- **Task objective**
Report how many lines hold the word "photonic"; give nothing but the number.
>>>
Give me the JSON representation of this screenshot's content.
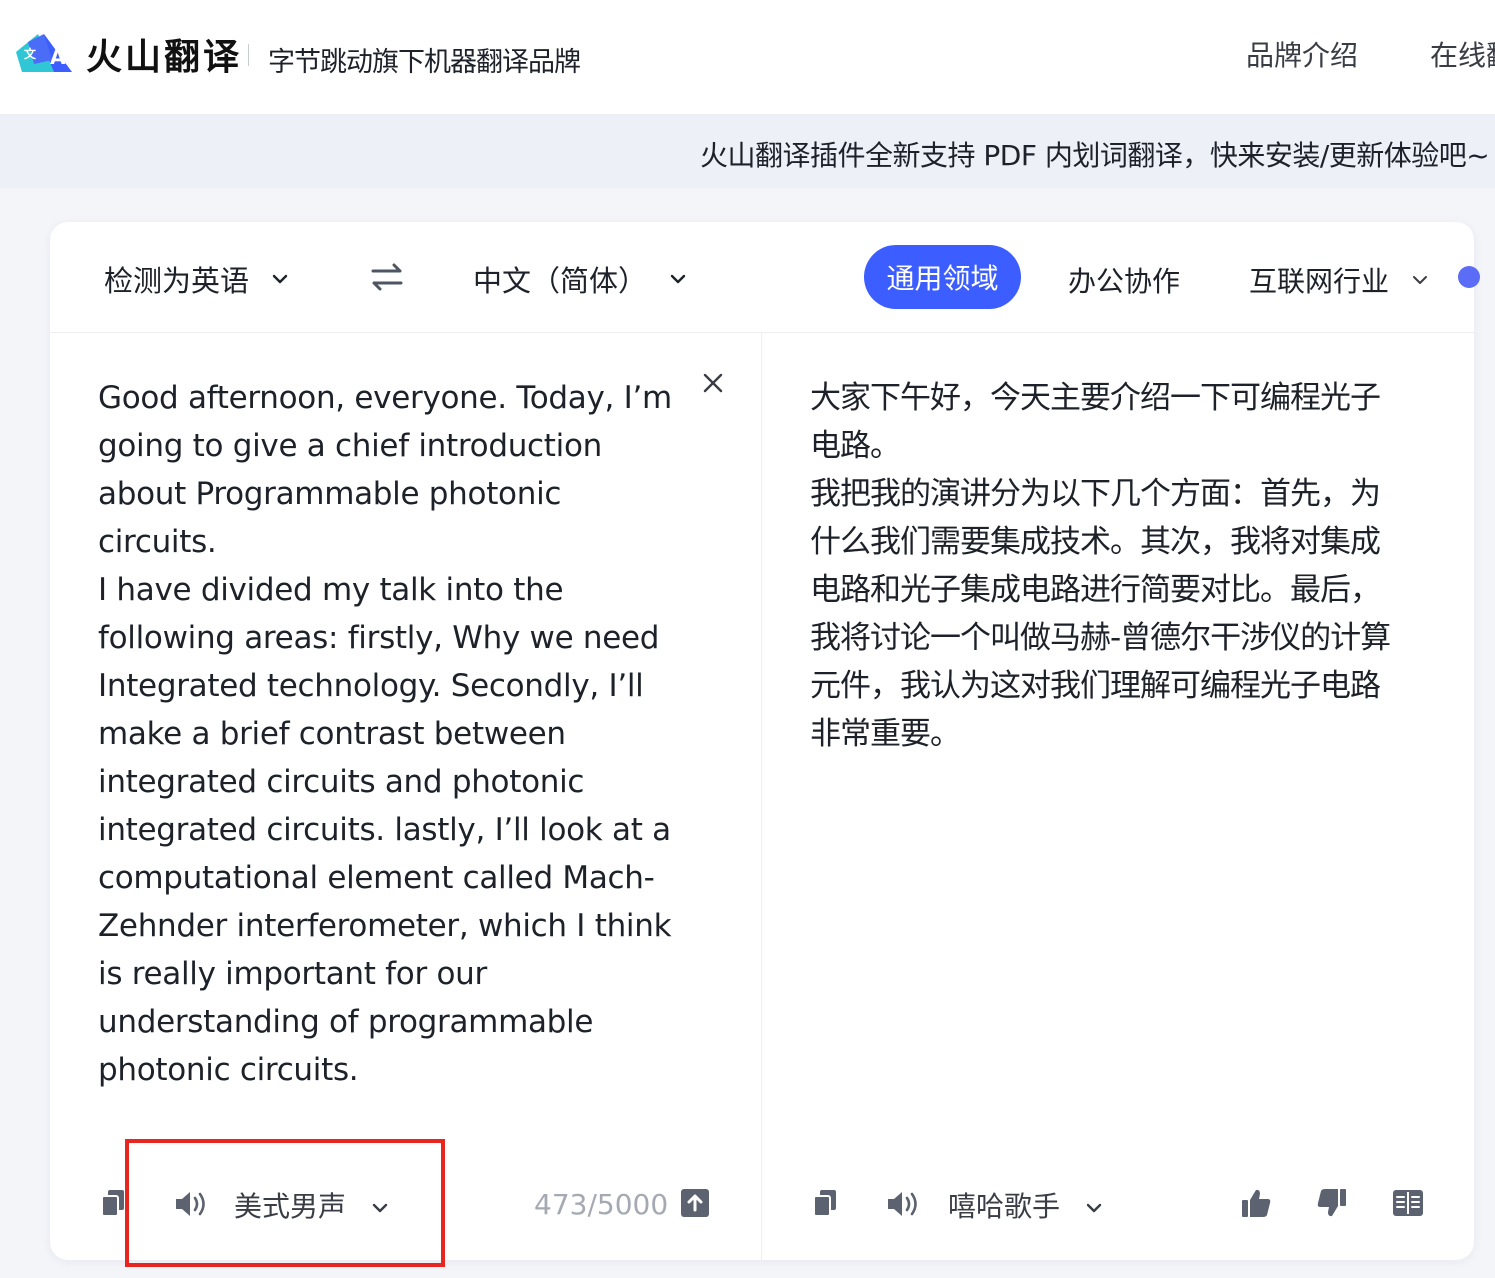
{
  "header": {
    "brand_name": "火山翻译",
    "slogan": "字节跳动旗下机器翻译品牌",
    "nav": [
      "品牌介绍",
      "在线翻"
    ]
  },
  "announcement": "火山翻译插件全新支持 PDF 内划词翻译，快来安装/更新体验吧~",
  "toolbar": {
    "source_lang": "检测为英语",
    "target_lang": "中文（简体）",
    "domains": [
      "通用领域",
      "办公协作",
      "互联网行业"
    ],
    "active_domain": "通用领域"
  },
  "source": {
    "paragraphs": [
      "Good afternoon, everyone. Today, I’m going to give a chief introduction about Programmable photonic circuits.",
      "I have divided my talk into the following areas: firstly, Why we need Integrated technology. Secondly, I’ll make a brief contrast between integrated circuits and photonic integrated circuits. lastly, I’ll look at a computational element called Mach-Zehnder interferometer, which I think is really important for our understanding of programmable photonic circuits."
    ],
    "voice": "美式男声",
    "char_count": "473/5000"
  },
  "target": {
    "paragraphs": [
      "大家下午好，今天主要介绍一下可编程光子电路。",
      "我把我的演讲分为以下几个方面：首先，为什么我们需要集成技术。其次，我将对集成电路和光子集成电路进行简要对比。最后，我将讨论一个叫做马赫-曾德尔干涉仪的计算元件，我认为这对我们理解可编程光子电路非常重要。"
    ],
    "voice": "嘻哈歌手"
  },
  "colors": {
    "accent": "#3c5dff",
    "highlight_border": "#e8251f",
    "icon_gray": "#5c6270"
  },
  "icons": [
    "logo-icon",
    "chevron-down-icon",
    "swap-icon",
    "close-icon",
    "copy-icon",
    "speaker-icon",
    "upload-icon",
    "thumbs-up-icon",
    "thumbs-down-icon",
    "book-icon"
  ]
}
<<<
- **Answer to the problem**
2